■ What this task involves ■
Locate every line in the material below that has the word "rise". Copy each of those lines.

■ Items ■
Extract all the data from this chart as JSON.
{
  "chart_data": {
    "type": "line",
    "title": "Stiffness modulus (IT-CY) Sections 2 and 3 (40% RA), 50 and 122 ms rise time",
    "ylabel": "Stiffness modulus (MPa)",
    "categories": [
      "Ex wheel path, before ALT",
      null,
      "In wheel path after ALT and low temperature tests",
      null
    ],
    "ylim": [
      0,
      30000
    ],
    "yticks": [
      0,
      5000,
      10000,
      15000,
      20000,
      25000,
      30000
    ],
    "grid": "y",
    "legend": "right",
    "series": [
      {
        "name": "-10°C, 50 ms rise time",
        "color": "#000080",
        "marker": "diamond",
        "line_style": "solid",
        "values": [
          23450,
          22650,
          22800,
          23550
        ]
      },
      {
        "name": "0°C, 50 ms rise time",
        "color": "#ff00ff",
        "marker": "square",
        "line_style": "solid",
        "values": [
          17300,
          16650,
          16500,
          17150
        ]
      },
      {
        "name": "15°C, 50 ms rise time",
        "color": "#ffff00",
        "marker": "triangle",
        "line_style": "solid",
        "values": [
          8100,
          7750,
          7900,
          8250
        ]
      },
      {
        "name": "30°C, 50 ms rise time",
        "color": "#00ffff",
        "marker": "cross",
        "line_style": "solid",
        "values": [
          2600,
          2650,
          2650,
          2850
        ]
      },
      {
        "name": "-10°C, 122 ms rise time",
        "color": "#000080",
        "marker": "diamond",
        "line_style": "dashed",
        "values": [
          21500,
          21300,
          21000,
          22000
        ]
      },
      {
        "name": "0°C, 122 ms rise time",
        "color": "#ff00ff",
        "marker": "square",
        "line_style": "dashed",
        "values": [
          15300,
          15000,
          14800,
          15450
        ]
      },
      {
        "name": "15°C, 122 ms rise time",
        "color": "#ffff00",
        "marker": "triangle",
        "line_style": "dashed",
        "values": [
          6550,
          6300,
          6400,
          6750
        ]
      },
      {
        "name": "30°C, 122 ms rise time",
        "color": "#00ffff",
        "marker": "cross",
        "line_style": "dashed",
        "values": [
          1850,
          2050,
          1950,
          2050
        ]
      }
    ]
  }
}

■ Answer to this task ■
    "title": "Stiffness modulus (IT-CY) Sections 2 and 3 (40% RA), 50 and 122 ms rise time",
        "name": "-10°C, 50 ms rise time",
        "name": "0°C, 50 ms rise time",
        "name": "15°C, 50 ms rise time",
        "name": "30°C, 50 ms rise time",
        "name": "-10°C, 122 ms rise time",
        "name": "0°C, 122 ms rise time",
        "name": "15°C, 122 ms rise time",
        "name": "30°C, 122 ms rise time",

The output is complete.